-- Start of Entries --

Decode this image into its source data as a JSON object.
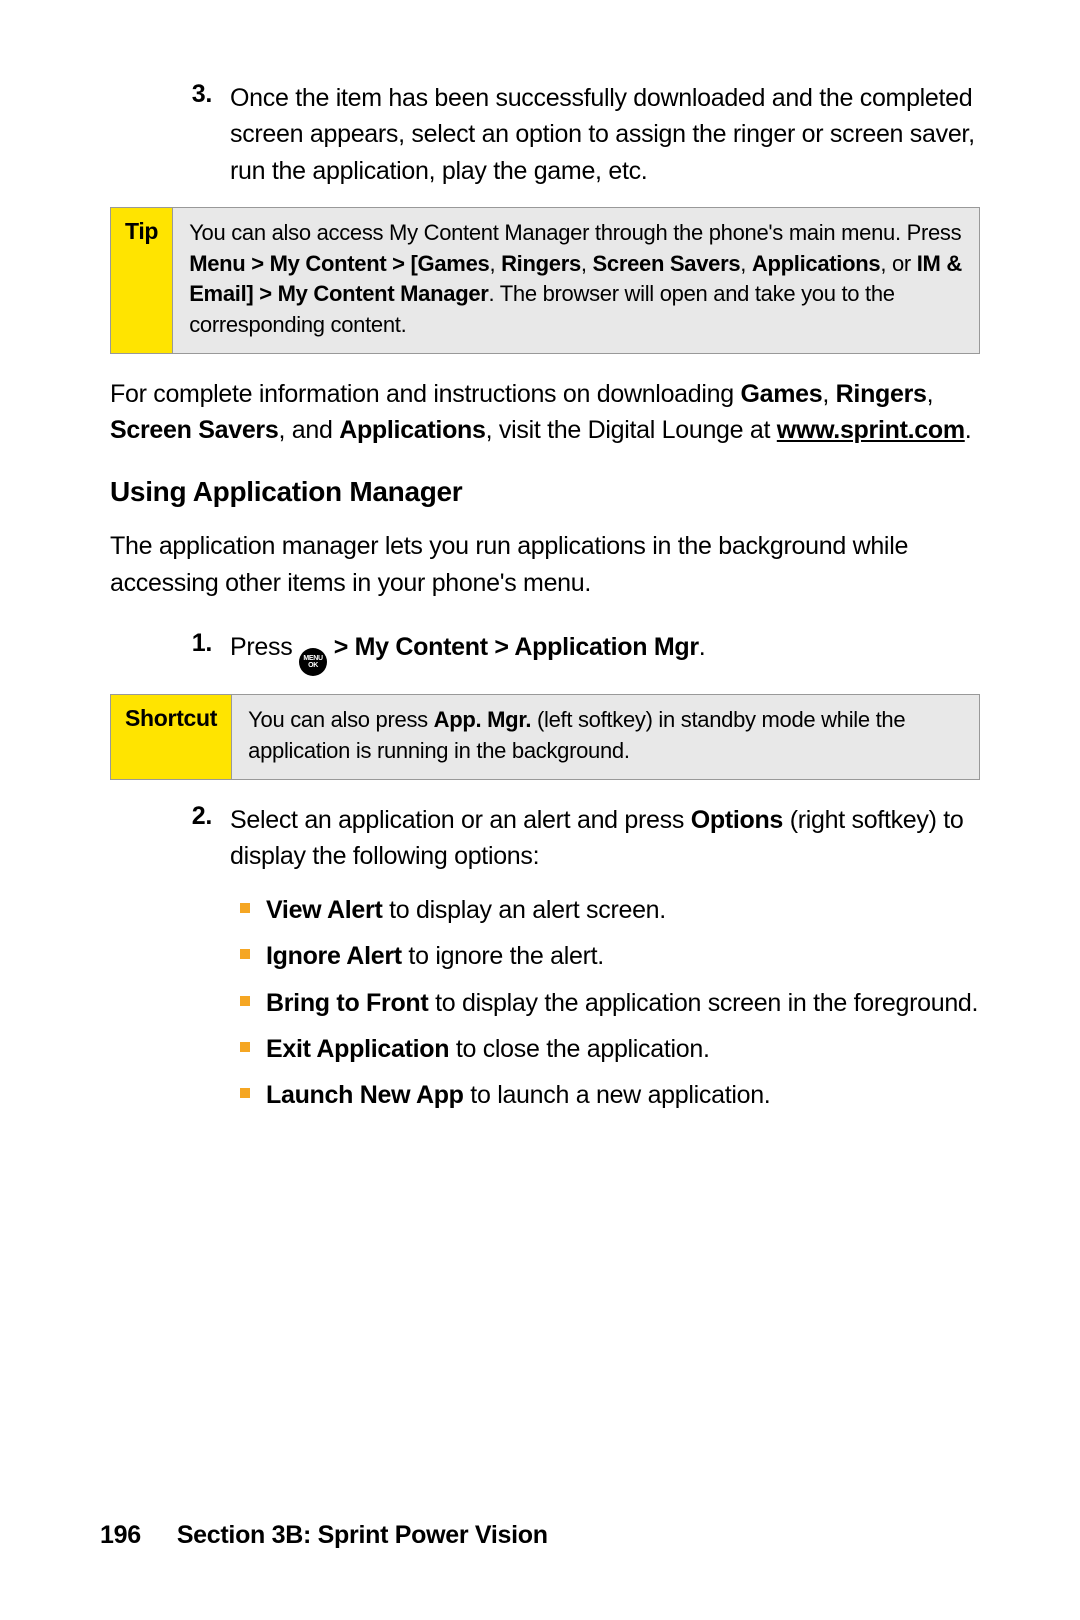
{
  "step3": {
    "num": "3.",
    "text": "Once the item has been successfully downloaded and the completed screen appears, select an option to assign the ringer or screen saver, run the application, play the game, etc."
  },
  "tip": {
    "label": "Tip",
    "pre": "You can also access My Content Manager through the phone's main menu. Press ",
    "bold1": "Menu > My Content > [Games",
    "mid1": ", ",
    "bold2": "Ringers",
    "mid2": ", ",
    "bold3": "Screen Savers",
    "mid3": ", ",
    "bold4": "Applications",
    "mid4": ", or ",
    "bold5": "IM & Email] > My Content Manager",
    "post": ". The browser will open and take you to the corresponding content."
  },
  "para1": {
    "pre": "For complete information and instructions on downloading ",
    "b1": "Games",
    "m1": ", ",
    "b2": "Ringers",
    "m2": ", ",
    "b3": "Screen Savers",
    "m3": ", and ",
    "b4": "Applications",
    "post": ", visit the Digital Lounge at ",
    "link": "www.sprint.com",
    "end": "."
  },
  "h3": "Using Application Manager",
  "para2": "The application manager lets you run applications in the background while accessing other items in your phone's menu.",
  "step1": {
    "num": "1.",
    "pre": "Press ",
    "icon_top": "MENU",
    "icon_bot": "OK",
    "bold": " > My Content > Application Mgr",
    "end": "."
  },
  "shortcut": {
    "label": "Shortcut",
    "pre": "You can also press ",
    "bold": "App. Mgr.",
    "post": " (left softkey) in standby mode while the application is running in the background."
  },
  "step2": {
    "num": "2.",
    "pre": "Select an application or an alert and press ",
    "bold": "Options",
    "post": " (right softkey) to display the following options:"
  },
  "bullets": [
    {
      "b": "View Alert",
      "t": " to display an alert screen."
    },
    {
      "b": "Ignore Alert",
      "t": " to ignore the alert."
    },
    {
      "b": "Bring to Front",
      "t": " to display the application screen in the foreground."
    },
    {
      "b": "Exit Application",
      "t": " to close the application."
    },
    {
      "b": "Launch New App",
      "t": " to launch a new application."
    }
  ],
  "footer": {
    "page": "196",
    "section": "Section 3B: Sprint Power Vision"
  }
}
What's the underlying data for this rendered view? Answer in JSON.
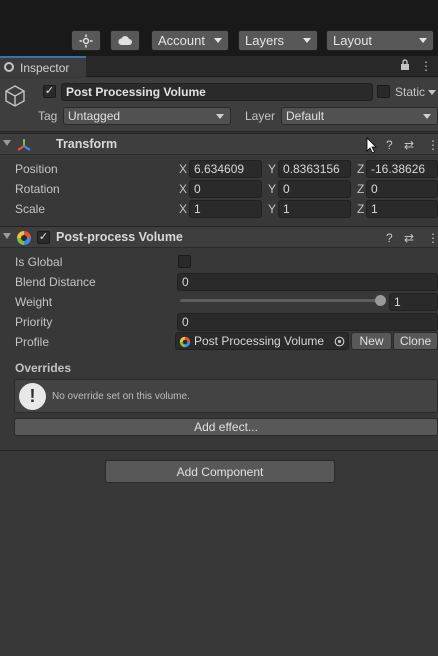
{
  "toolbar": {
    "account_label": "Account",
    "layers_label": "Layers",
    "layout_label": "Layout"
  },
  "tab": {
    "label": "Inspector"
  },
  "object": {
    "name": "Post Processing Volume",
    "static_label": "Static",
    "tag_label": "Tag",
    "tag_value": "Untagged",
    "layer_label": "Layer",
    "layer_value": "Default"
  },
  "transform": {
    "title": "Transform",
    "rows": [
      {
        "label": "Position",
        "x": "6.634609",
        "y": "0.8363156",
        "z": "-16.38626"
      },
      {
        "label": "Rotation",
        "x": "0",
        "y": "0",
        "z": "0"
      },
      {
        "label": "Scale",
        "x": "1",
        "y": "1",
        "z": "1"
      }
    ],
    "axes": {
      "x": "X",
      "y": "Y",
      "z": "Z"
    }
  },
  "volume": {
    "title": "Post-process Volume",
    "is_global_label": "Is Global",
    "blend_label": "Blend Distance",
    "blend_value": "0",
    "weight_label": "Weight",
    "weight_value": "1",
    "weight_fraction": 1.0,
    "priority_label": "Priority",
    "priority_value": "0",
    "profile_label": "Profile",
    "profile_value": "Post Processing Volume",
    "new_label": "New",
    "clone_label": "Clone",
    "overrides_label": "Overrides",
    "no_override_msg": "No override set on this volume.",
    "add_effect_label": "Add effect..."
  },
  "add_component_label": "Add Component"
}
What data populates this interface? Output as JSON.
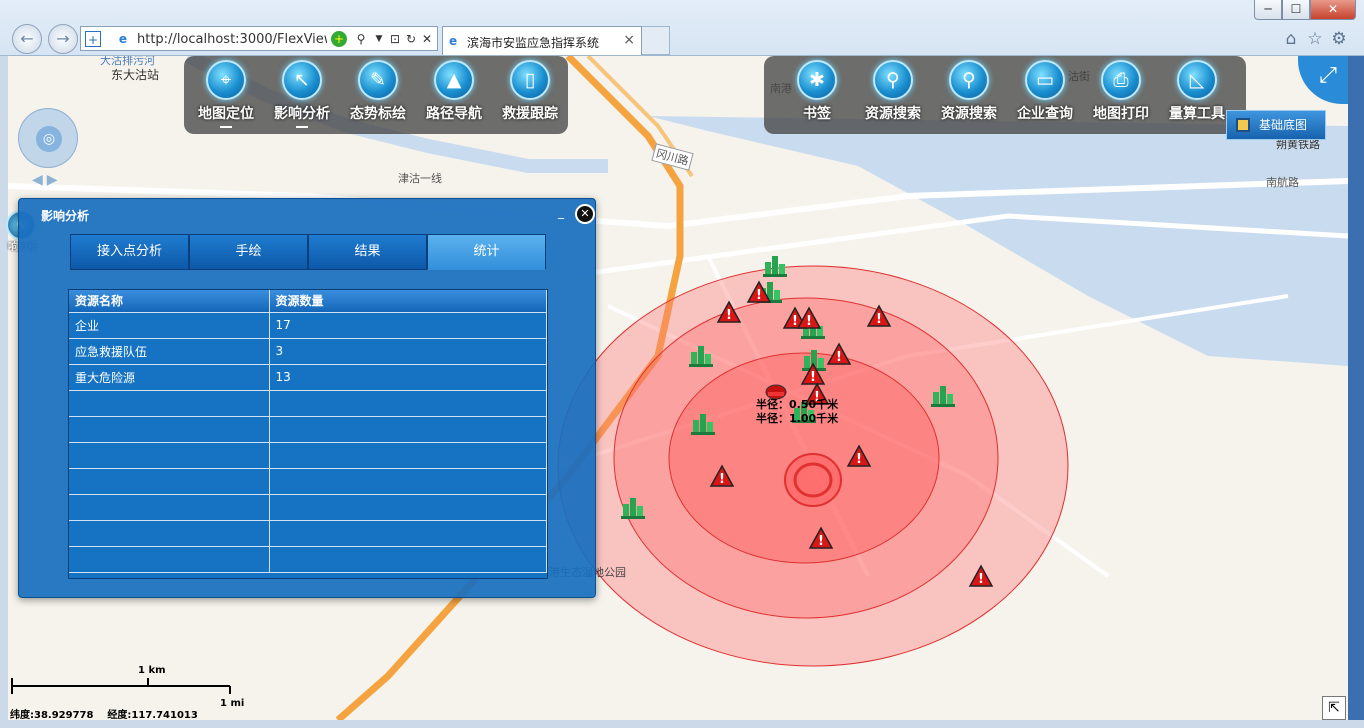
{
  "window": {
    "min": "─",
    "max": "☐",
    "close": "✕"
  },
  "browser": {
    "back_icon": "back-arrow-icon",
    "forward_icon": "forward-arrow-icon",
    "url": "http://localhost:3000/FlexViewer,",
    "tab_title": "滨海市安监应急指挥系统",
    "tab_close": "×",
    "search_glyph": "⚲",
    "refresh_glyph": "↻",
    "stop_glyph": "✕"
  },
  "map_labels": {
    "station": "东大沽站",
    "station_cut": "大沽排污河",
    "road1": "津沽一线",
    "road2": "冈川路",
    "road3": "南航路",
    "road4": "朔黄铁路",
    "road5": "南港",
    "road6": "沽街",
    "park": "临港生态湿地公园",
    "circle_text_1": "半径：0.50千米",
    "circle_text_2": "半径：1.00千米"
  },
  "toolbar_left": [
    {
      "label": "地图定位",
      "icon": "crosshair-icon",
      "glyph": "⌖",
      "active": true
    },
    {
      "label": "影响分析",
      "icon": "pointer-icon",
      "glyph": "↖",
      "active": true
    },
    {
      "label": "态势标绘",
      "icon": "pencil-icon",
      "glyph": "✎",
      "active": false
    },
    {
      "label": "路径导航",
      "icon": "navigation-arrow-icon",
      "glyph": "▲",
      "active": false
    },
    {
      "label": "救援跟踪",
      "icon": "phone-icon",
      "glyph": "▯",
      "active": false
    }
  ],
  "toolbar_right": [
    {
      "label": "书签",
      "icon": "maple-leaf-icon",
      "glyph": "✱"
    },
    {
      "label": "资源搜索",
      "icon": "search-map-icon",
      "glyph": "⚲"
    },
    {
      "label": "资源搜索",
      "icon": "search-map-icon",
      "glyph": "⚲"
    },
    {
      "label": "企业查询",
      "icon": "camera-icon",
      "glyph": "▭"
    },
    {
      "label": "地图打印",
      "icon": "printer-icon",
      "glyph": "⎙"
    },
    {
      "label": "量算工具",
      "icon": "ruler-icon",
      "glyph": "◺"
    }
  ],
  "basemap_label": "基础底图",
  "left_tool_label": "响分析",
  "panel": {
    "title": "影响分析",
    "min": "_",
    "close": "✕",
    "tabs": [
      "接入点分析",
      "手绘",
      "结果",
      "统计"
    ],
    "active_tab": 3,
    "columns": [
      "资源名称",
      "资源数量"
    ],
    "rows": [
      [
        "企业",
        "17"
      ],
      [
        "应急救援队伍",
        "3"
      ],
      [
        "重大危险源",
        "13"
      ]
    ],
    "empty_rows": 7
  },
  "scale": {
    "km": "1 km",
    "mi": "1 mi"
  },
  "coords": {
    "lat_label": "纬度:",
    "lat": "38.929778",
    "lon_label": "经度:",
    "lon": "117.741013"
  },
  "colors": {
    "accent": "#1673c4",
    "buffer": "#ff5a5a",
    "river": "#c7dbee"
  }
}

-- End of Entries --

Aim
Transcribe all the data word for word; the images stay out.

The answer
Decode this image into its source data as a JSON object.
{
  "step3": {
    "num": "3.",
    "text": "Once the item has been successfully downloaded and the completed screen appears, select an option to assign the ringer or screen saver, run the application, play the game, etc."
  },
  "tip": {
    "label": "Tip",
    "pre": "You can also access My Content Manager through the phone's main menu. Press ",
    "bold1": "Menu > My Content > [Games",
    "mid1": ", ",
    "bold2": "Ringers",
    "mid2": ", ",
    "bold3": "Screen Savers",
    "mid3": ", ",
    "bold4": "Applications",
    "mid4": ", or ",
    "bold5": "IM & Email] > My Content Manager",
    "post": ". The browser will open and take you to the corresponding content."
  },
  "para1": {
    "pre": "For complete information and instructions on downloading ",
    "b1": "Games",
    "m1": ", ",
    "b2": "Ringers",
    "m2": ", ",
    "b3": "Screen Savers",
    "m3": ", and ",
    "b4": "Applications",
    "post": ", visit the Digital Lounge at ",
    "link": "www.sprint.com",
    "end": "."
  },
  "h3": "Using Application Manager",
  "para2": "The application manager lets you run applications in the background while accessing other items in your phone's menu.",
  "step1": {
    "num": "1.",
    "pre": "Press ",
    "icon_top": "MENU",
    "icon_bot": "OK",
    "bold": " > My Content > Application Mgr",
    "end": "."
  },
  "shortcut": {
    "label": "Shortcut",
    "pre": "You can also press ",
    "bold": "App. Mgr.",
    "post": " (left softkey) in standby mode while the application is running in the background."
  },
  "step2": {
    "num": "2.",
    "pre": "Select an application or an alert and press ",
    "bold": "Options",
    "post": " (right softkey) to display the following options:"
  },
  "bullets": [
    {
      "b": "View Alert",
      "t": " to display an alert screen."
    },
    {
      "b": "Ignore Alert",
      "t": " to ignore the alert."
    },
    {
      "b": "Bring to Front",
      "t": " to display the application screen in the foreground."
    },
    {
      "b": "Exit Application",
      "t": " to close the application."
    },
    {
      "b": "Launch New App",
      "t": " to launch a new application."
    }
  ],
  "footer": {
    "page": "196",
    "section": "Section 3B: Sprint Power Vision"
  }
}
What's the underlying data for this rendered view? Answer in JSON.
{
  "toolbar": {
    "account_label": "Account",
    "layers_label": "Layers",
    "layout_label": "Layout"
  },
  "tab": {
    "label": "Inspector"
  },
  "object": {
    "name": "Post Processing Volume",
    "static_label": "Static",
    "tag_label": "Tag",
    "tag_value": "Untagged",
    "layer_label": "Layer",
    "layer_value": "Default"
  },
  "transform": {
    "title": "Transform",
    "rows": [
      {
        "label": "Position",
        "x": "6.634609",
        "y": "0.8363156",
        "z": "-16.38626"
      },
      {
        "label": "Rotation",
        "x": "0",
        "y": "0",
        "z": "0"
      },
      {
        "label": "Scale",
        "x": "1",
        "y": "1",
        "z": "1"
      }
    ],
    "axes": {
      "x": "X",
      "y": "Y",
      "z": "Z"
    }
  },
  "volume": {
    "title": "Post-process Volume",
    "is_global_label": "Is Global",
    "blend_label": "Blend Distance",
    "blend_value": "0",
    "weight_label": "Weight",
    "weight_value": "1",
    "weight_fraction": 1.0,
    "priority_label": "Priority",
    "priority_value": "0",
    "profile_label": "Profile",
    "profile_value": "Post Processing Volume",
    "new_label": "New",
    "clone_label": "Clone",
    "overrides_label": "Overrides",
    "no_override_msg": "No override set on this volume.",
    "add_effect_label": "Add effect..."
  },
  "add_component_label": "Add Component"
}
What data populates this interface? Output as JSON.
{
  "window": {
    "min": "─",
    "max": "☐",
    "close": "✕"
  },
  "browser": {
    "back_icon": "back-arrow-icon",
    "forward_icon": "forward-arrow-icon",
    "url": "http://localhost:3000/FlexViewer,",
    "tab_title": "滨海市安监应急指挥系统",
    "tab_close": "×",
    "search_glyph": "⚲",
    "refresh_glyph": "↻",
    "stop_glyph": "✕"
  },
  "map_labels": {
    "station": "东大沽站",
    "station_cut": "大沽排污河",
    "road1": "津沽一线",
    "road2": "冈川路",
    "road3": "南航路",
    "road4": "朔黄铁路",
    "road5": "南港",
    "road6": "沽街",
    "park": "临港生态湿地公园",
    "circle_text_1": "半径：0.50千米",
    "circle_text_2": "半径：1.00千米"
  },
  "toolbar_left": [
    {
      "label": "地图定位",
      "icon": "crosshair-icon",
      "glyph": "⌖",
      "active": true
    },
    {
      "label": "影响分析",
      "icon": "pointer-icon",
      "glyph": "↖",
      "active": true
    },
    {
      "label": "态势标绘",
      "icon": "pencil-icon",
      "glyph": "✎",
      "active": false
    },
    {
      "label": "路径导航",
      "icon": "navigation-arrow-icon",
      "glyph": "▲",
      "active": false
    },
    {
      "label": "救援跟踪",
      "icon": "phone-icon",
      "glyph": "▯",
      "active": false
    }
  ],
  "toolbar_right": [
    {
      "label": "书签",
      "icon": "maple-leaf-icon",
      "glyph": "✱"
    },
    {
      "label": "资源搜索",
      "icon": "search-map-icon",
      "glyph": "⚲"
    },
    {
      "label": "资源搜索",
      "icon": "search-map-icon",
      "glyph": "⚲"
    },
    {
      "label": "企业查询",
      "icon": "camera-icon",
      "glyph": "▭"
    },
    {
      "label": "地图打印",
      "icon": "printer-icon",
      "glyph": "⎙"
    },
    {
      "label": "量算工具",
      "icon": "ruler-icon",
      "glyph": "◺"
    }
  ],
  "basemap_label": "基础底图",
  "left_tool_label": "响分析",
  "panel": {
    "title": "影响分析",
    "min": "_",
    "close": "✕",
    "tabs": [
      "接入点分析",
      "手绘",
      "结果",
      "统计"
    ],
    "active_tab": 3,
    "columns": [
      "资源名称",
      "资源数量"
    ],
    "rows": [
      [
        "企业",
        "17"
      ],
      [
        "应急救援队伍",
        "3"
      ],
      [
        "重大危险源",
        "13"
      ]
    ],
    "empty_rows": 7
  },
  "scale": {
    "km": "1 km",
    "mi": "1 mi"
  },
  "coords": {
    "lat_label": "纬度:",
    "lat": "38.929778",
    "lon_label": "经度:",
    "lon": "117.741013"
  },
  "colors": {
    "accent": "#1673c4",
    "buffer": "#ff5a5a",
    "river": "#c7dbee"
  }
}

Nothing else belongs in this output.